AIM: Among the records below, find each line that includes the string "PESHELL" and copy it.

# # # # #

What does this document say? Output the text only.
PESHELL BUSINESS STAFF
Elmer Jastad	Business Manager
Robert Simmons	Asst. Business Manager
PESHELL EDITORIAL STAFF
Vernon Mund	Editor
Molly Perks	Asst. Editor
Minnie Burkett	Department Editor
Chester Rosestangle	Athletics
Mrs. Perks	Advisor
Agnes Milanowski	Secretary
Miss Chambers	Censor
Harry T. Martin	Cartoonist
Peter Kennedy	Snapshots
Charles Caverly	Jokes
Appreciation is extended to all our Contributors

# # # # #

ANSWER FOR THE TASK:
PESHELL BUSINESS STAFF
PESHELL EDITORIAL STAFF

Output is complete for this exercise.